== TASK ==
Using the listing below, report all lines holding the word "icon".

== INPUT RECORDS ==
— BEGIN —
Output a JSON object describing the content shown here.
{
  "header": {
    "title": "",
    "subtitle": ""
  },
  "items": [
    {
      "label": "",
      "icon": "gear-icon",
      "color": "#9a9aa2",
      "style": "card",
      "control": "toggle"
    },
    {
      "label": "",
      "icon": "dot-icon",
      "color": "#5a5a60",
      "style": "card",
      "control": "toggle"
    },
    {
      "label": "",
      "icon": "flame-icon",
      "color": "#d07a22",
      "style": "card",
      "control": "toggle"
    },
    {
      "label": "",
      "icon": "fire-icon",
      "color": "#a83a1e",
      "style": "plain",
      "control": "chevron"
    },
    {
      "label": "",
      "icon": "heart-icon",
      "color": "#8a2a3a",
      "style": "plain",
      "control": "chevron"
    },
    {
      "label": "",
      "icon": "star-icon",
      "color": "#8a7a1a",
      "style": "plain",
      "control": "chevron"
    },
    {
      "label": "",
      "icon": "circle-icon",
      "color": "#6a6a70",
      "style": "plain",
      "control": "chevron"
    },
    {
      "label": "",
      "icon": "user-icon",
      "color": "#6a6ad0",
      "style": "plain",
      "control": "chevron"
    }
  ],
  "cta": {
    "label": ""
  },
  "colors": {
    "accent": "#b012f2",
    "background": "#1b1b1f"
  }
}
— END —
== RESPONSE TO THE EXERCISE ==
      "icon": "gear-icon",
      "icon": "dot-icon",
      "icon": "flame-icon",
      "icon": "fire-icon",
      "icon": "heart-icon",
      "icon": "star-icon",
      "icon": "circle-icon",
      "icon": "user-icon",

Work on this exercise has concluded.